Start of INFORMATION GIVEN

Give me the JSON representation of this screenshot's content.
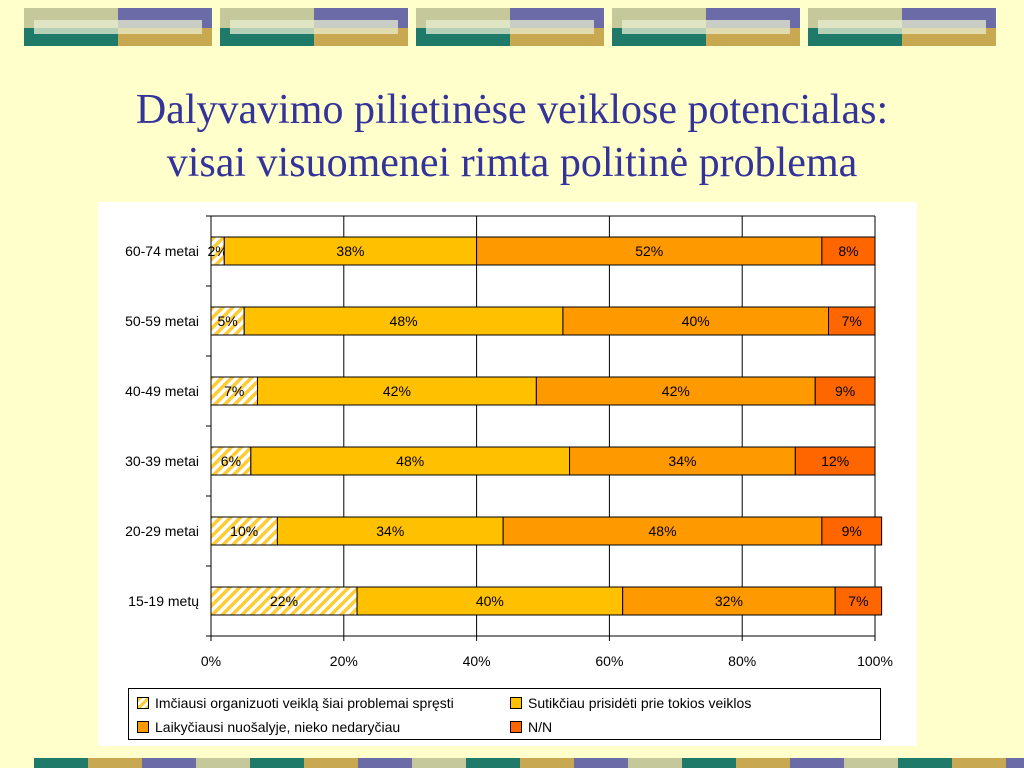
{
  "title": {
    "line1": "Dalyvavimo pilietinėse veiklose potencialas:",
    "line2": "visai visuomenei rimta politinė problema"
  },
  "colors": {
    "background": "#ffffcc",
    "title": "#333399",
    "series": [
      "#ffcc33",
      "#ffc000",
      "#ff9900",
      "#ff6600"
    ]
  },
  "chart_data": {
    "type": "bar",
    "orientation": "horizontal",
    "stacking": "percent",
    "categories": [
      "60-74 metai",
      "50-59 metai",
      "40-49 metai",
      "30-39 metai",
      "20-29 metai",
      "15-19 metų"
    ],
    "series": [
      {
        "name": "Imčiausi organizuoti veiklą šiai problemai spręsti",
        "values": [
          2,
          5,
          7,
          6,
          10,
          22
        ],
        "labels": [
          "2%",
          "5%",
          "7%",
          "6%",
          "10%",
          "22%"
        ],
        "pattern": "hatched"
      },
      {
        "name": "Sutikčiau prisidėti prie tokios veiklos",
        "values": [
          38,
          48,
          42,
          48,
          34,
          40
        ],
        "labels": [
          "38%",
          "48%",
          "42%",
          "48%",
          "34%",
          "40%"
        ]
      },
      {
        "name": "Laikyčiausi nuošalyje, nieko nedaryčiau",
        "values": [
          52,
          40,
          42,
          34,
          48,
          32
        ],
        "labels": [
          "52%",
          "40%",
          "42%",
          "34%",
          "48%",
          "32%"
        ]
      },
      {
        "name": "N/N",
        "values": [
          8,
          7,
          9,
          12,
          9,
          7
        ],
        "labels": [
          "8%",
          "7%",
          "9%",
          "12%",
          "9%",
          "7%"
        ]
      }
    ],
    "xlim": [
      0,
      100
    ],
    "xticks": [
      0,
      20,
      40,
      60,
      80,
      100
    ],
    "xtick_labels": [
      "0%",
      "20%",
      "40%",
      "60%",
      "80%",
      "100%"
    ],
    "grid": true,
    "legend_position": "bottom"
  }
}
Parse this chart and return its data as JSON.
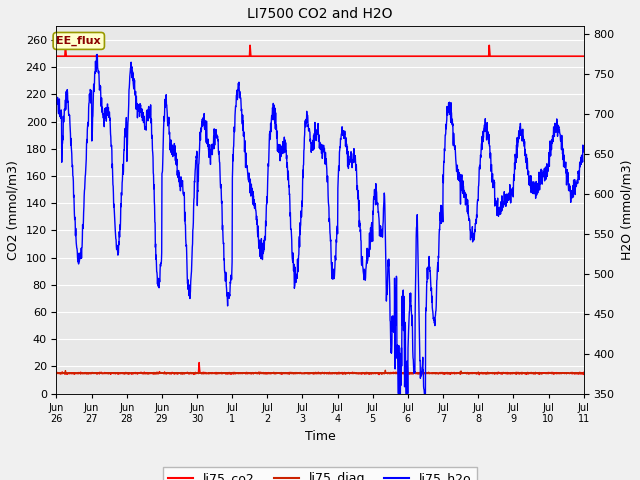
{
  "title": "LI7500 CO2 and H2O",
  "xlabel": "Time",
  "ylabel_left": "CO2 (mmol/m3)",
  "ylabel_right": "H2O (mmol/m3)",
  "ylim_left": [
    0,
    270
  ],
  "ylim_right": [
    350,
    810
  ],
  "fig_bg_color": "#f0f0f0",
  "plot_bg_color": "#e8e8e8",
  "grid_color": "white",
  "co2_color": "#ff0000",
  "diag_color": "#cc2200",
  "h2o_color": "#0000ff",
  "ee_flux_label": "EE_flux",
  "ee_flux_bg": "#ffffcc",
  "ee_flux_border": "#999900",
  "legend_labels": [
    "li75_co2",
    "li75_diag",
    "li75_h2o"
  ],
  "x_tick_labels": [
    "Jun\n26",
    "Jun\n27",
    "Jun\n28",
    "Jun\n29",
    "Jun\n30",
    "Jul\n1",
    "Jul\n2",
    "Jul\n3",
    "Jul\n4",
    "Jul\n5",
    "Jul\n6",
    "Jul\n7",
    "Jul\n8",
    "Jul\n9",
    "Jul\n10",
    "Jul\n11"
  ],
  "x_tick_positions": [
    0,
    1,
    2,
    3,
    4,
    5,
    6,
    7,
    8,
    9,
    10,
    11,
    12,
    13,
    14,
    15
  ],
  "n_points": 2000,
  "title_fontsize": 10,
  "axis_fontsize": 9,
  "tick_fontsize": 8
}
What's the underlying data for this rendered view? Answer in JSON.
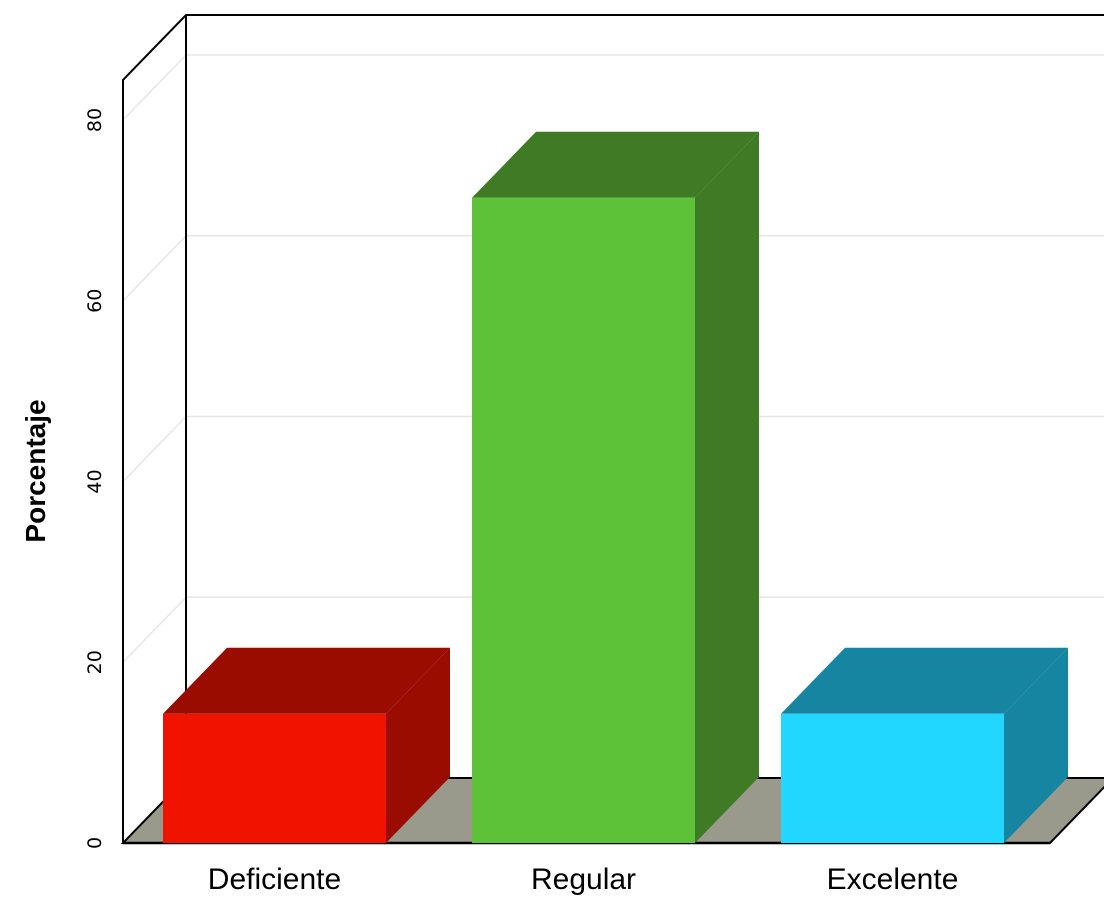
{
  "chart_data": {
    "type": "bar",
    "categories": [
      "Deficiente",
      "Regular",
      "Excelente"
    ],
    "values": [
      14.3,
      71.4,
      14.3
    ],
    "colors": {
      "front": [
        "#f01400",
        "#5ec238",
        "#21d6ff"
      ],
      "top": [
        "#9a0c00",
        "#3e7b24",
        "#1585a1"
      ],
      "side": [
        "#9a0c00",
        "#3e7b24",
        "#1585a1"
      ],
      "floor": "#999a8c",
      "gridline": "#e6e6e6"
    },
    "ylabel": "Porcentaje",
    "xlabel": "",
    "ylim": [
      0,
      80
    ],
    "yticks": [
      "0",
      "20",
      "40",
      "60",
      "80"
    ],
    "grid": true,
    "three_d": true
  }
}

End of INFORMATION GIVEN

DIRECTIVE: What is the number of lines above that contain the string "name"? Answer with the number alone.

EXERCISE RESPONSE: 4